[Your instructions] Restate each entry word for word, leaving nothing out.

Begin

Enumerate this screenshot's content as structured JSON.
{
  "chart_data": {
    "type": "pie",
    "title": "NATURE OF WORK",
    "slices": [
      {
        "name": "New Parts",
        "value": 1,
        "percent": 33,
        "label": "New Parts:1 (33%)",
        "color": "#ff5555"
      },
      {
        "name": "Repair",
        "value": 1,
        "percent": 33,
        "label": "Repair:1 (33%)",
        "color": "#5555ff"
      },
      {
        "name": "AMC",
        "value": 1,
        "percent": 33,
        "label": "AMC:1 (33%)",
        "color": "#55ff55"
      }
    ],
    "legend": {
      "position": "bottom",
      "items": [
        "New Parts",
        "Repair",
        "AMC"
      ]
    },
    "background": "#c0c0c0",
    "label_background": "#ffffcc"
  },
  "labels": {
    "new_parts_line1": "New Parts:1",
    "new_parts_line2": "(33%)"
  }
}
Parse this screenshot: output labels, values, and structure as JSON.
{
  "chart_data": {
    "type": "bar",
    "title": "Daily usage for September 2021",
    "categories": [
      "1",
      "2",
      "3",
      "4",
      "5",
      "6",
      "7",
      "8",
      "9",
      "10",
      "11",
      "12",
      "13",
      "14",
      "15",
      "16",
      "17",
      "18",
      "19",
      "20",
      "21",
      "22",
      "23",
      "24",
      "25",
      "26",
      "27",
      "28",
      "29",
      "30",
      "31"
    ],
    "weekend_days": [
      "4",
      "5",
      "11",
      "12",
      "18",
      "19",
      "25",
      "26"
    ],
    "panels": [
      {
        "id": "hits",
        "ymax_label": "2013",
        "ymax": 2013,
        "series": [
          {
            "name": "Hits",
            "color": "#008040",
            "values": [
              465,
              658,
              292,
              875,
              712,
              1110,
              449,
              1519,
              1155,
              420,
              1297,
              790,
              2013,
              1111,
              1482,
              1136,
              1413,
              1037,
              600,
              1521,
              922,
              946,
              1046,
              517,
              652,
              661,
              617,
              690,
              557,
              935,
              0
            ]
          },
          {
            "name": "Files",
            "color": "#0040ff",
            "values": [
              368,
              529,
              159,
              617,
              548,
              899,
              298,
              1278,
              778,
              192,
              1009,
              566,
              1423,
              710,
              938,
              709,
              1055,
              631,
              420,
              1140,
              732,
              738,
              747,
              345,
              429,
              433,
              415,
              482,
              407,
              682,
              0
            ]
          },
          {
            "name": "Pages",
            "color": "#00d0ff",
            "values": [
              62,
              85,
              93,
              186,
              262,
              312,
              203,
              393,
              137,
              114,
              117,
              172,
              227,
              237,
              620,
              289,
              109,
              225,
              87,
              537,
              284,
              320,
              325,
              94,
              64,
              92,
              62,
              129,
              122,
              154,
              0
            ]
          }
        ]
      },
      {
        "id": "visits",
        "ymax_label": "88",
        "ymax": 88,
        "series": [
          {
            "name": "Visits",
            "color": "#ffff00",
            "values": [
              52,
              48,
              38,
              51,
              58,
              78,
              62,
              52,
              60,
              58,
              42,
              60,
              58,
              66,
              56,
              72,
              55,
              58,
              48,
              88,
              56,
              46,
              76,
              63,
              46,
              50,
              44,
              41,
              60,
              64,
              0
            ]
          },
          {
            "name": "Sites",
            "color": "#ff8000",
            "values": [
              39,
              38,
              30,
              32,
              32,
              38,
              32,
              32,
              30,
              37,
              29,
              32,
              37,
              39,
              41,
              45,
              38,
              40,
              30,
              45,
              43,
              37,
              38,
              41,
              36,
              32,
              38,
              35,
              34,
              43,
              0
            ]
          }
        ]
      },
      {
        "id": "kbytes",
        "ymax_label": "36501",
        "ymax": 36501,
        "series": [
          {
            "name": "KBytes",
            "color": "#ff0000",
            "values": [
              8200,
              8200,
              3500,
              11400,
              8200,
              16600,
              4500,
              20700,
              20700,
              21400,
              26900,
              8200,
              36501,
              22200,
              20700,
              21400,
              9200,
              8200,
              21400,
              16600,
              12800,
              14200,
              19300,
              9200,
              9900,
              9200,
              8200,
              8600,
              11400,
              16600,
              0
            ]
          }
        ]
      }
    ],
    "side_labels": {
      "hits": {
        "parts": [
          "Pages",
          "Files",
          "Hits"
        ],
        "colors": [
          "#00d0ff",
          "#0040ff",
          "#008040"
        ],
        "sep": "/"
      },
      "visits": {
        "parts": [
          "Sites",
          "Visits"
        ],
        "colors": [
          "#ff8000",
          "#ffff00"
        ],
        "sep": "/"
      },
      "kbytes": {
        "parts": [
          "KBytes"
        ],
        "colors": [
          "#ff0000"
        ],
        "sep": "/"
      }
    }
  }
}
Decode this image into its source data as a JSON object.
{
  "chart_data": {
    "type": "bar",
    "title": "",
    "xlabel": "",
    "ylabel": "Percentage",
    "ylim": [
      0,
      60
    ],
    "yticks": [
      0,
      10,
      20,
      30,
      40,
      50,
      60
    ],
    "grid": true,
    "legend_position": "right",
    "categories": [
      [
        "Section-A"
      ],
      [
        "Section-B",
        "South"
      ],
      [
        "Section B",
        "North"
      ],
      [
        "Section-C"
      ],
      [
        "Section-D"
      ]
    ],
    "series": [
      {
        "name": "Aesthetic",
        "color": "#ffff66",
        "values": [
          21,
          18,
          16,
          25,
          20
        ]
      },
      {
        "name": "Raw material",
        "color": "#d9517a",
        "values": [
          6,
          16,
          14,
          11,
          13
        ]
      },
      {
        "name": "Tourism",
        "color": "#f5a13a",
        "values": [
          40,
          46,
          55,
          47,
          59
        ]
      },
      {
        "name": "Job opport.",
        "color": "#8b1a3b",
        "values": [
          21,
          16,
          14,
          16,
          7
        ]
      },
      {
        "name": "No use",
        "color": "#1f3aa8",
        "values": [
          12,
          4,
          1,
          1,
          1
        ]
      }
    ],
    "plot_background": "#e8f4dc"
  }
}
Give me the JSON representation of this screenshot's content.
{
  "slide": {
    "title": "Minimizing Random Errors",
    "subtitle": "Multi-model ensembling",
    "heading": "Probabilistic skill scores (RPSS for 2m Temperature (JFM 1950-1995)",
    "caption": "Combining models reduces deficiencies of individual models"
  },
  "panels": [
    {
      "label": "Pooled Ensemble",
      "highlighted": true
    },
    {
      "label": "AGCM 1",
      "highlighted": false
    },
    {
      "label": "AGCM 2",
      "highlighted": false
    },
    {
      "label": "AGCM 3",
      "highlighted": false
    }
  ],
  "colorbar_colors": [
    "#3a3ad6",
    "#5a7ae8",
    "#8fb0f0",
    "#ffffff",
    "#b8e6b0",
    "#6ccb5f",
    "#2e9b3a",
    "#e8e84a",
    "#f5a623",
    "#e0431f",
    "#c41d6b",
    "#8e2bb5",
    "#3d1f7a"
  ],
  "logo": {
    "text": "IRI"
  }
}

End

[The output]
Enumerate this screenshot's content as structured JSON.
{
  "chart_data": {
    "type": "pie",
    "title": "NATURE OF WORK",
    "slices": [
      {
        "name": "New Parts",
        "value": 1,
        "percent": 33,
        "label": "New Parts:1 (33%)",
        "color": "#ff5555"
      },
      {
        "name": "Repair",
        "value": 1,
        "percent": 33,
        "label": "Repair:1 (33%)",
        "color": "#5555ff"
      },
      {
        "name": "AMC",
        "value": 1,
        "percent": 33,
        "label": "AMC:1 (33%)",
        "color": "#55ff55"
      }
    ],
    "legend": {
      "position": "bottom",
      "items": [
        "New Parts",
        "Repair",
        "AMC"
      ]
    },
    "background": "#c0c0c0",
    "label_background": "#ffffcc"
  },
  "labels": {
    "new_parts_line1": "New Parts:1",
    "new_parts_line2": "(33%)"
  }
}
Parse this screenshot: output labels, values, and structure as JSON.
{
  "chart_data": {
    "type": "bar",
    "title": "Daily usage for September 2021",
    "categories": [
      "1",
      "2",
      "3",
      "4",
      "5",
      "6",
      "7",
      "8",
      "9",
      "10",
      "11",
      "12",
      "13",
      "14",
      "15",
      "16",
      "17",
      "18",
      "19",
      "20",
      "21",
      "22",
      "23",
      "24",
      "25",
      "26",
      "27",
      "28",
      "29",
      "30",
      "31"
    ],
    "weekend_days": [
      "4",
      "5",
      "11",
      "12",
      "18",
      "19",
      "25",
      "26"
    ],
    "panels": [
      {
        "id": "hits",
        "ymax_label": "2013",
        "ymax": 2013,
        "series": [
          {
            "name": "Hits",
            "color": "#008040",
            "values": [
              465,
              658,
              292,
              875,
              712,
              1110,
              449,
              1519,
              1155,
              420,
              1297,
              790,
              2013,
              1111,
              1482,
              1136,
              1413,
              1037,
              600,
              1521,
              922,
              946,
              1046,
              517,
              652,
              661,
              617,
              690,
              557,
              935,
              0
            ]
          },
          {
            "name": "Files",
            "color": "#0040ff",
            "values": [
              368,
              529,
              159,
              617,
              548,
              899,
              298,
              1278,
              778,
              192,
              1009,
              566,
              1423,
              710,
              938,
              709,
              1055,
              631,
              420,
              1140,
              732,
              738,
              747,
              345,
              429,
              433,
              415,
              482,
              407,
              682,
              0
            ]
          },
          {
            "name": "Pages",
            "color": "#00d0ff",
            "values": [
              62,
              85,
              93,
              186,
              262,
              312,
              203,
              393,
              137,
              114,
              117,
              172,
              227,
              237,
              620,
              289,
              109,
              225,
              87,
              537,
              284,
              320,
              325,
              94,
              64,
              92,
              62,
              129,
              122,
              154,
              0
            ]
          }
        ]
      },
      {
        "id": "visits",
        "ymax_label": "88",
        "ymax": 88,
        "series": [
          {
            "name": "Visits",
            "color": "#ffff00",
            "values": [
              52,
              48,
              38,
              51,
              58,
              78,
              62,
              52,
              60,
              58,
              42,
              60,
              58,
              66,
              56,
              72,
              55,
              58,
              48,
              88,
              56,
              46,
              76,
              63,
              46,
              50,
              44,
              41,
              60,
              64,
              0
            ]
          },
          {
            "name": "Sites",
            "color": "#ff8000",
            "values": [
              39,
              38,
              30,
              32,
              32,
              38,
              32,
              32,
              30,
              37,
              29,
              32,
              37,
              39,
              41,
              45,
              38,
              40,
              30,
              45,
              43,
              37,
              38,
              41,
              36,
              32,
              38,
              35,
              34,
              43,
              0
            ]
          }
        ]
      },
      {
        "id": "kbytes",
        "ymax_label": "36501",
        "ymax": 36501,
        "series": [
          {
            "name": "KBytes",
            "color": "#ff0000",
            "values": [
              8200,
              8200,
              3500,
              11400,
              8200,
              16600,
              4500,
              20700,
              20700,
              21400,
              26900,
              8200,
              36501,
              22200,
              20700,
              21400,
              9200,
              8200,
              21400,
              16600,
              12800,
              14200,
              19300,
              9200,
              9900,
              9200,
              8200,
              8600,
              11400,
              16600,
              0
            ]
          }
        ]
      }
    ],
    "side_labels": {
      "hits": {
        "parts": [
          "Pages",
          "Files",
          "Hits"
        ],
        "colors": [
          "#00d0ff",
          "#0040ff",
          "#008040"
        ],
        "sep": "/"
      },
      "visits": {
        "parts": [
          "Sites",
          "Visits"
        ],
        "colors": [
          "#ff8000",
          "#ffff00"
        ],
        "sep": "/"
      },
      "kbytes": {
        "parts": [
          "KBytes"
        ],
        "colors": [
          "#ff0000"
        ],
        "sep": "/"
      }
    }
  }
}
Decode this image into its source data as a JSON object.
{
  "chart_data": {
    "type": "bar",
    "title": "",
    "xlabel": "",
    "ylabel": "Percentage",
    "ylim": [
      0,
      60
    ],
    "yticks": [
      0,
      10,
      20,
      30,
      40,
      50,
      60
    ],
    "grid": true,
    "legend_position": "right",
    "categories": [
      [
        "Section-A"
      ],
      [
        "Section-B",
        "South"
      ],
      [
        "Section B",
        "North"
      ],
      [
        "Section-C"
      ],
      [
        "Section-D"
      ]
    ],
    "series": [
      {
        "name": "Aesthetic",
        "color": "#ffff66",
        "values": [
          21,
          18,
          16,
          25,
          20
        ]
      },
      {
        "name": "Raw material",
        "color": "#d9517a",
        "values": [
          6,
          16,
          14,
          11,
          13
        ]
      },
      {
        "name": "Tourism",
        "color": "#f5a13a",
        "values": [
          40,
          46,
          55,
          47,
          59
        ]
      },
      {
        "name": "Job opport.",
        "color": "#8b1a3b",
        "values": [
          21,
          16,
          14,
          16,
          7
        ]
      },
      {
        "name": "No use",
        "color": "#1f3aa8",
        "values": [
          12,
          4,
          1,
          1,
          1
        ]
      }
    ],
    "plot_background": "#e8f4dc"
  }
}
Give me the JSON representation of this screenshot's content.
{
  "slide": {
    "title": "Minimizing Random Errors",
    "subtitle": "Multi-model ensembling",
    "heading": "Probabilistic skill scores (RPSS for 2m Temperature (JFM 1950-1995)",
    "caption": "Combining models reduces deficiencies of individual models"
  },
  "panels": [
    {
      "label": "Pooled Ensemble",
      "highlighted": true
    },
    {
      "label": "AGCM 1",
      "highlighted": false
    },
    {
      "label": "AGCM 2",
      "highlighted": false
    },
    {
      "label": "AGCM 3",
      "highlighted": false
    }
  ],
  "colorbar_colors": [
    "#3a3ad6",
    "#5a7ae8",
    "#8fb0f0",
    "#ffffff",
    "#b8e6b0",
    "#6ccb5f",
    "#2e9b3a",
    "#e8e84a",
    "#f5a623",
    "#e0431f",
    "#c41d6b",
    "#8e2bb5",
    "#3d1f7a"
  ],
  "logo": {
    "text": "IRI"
  }
}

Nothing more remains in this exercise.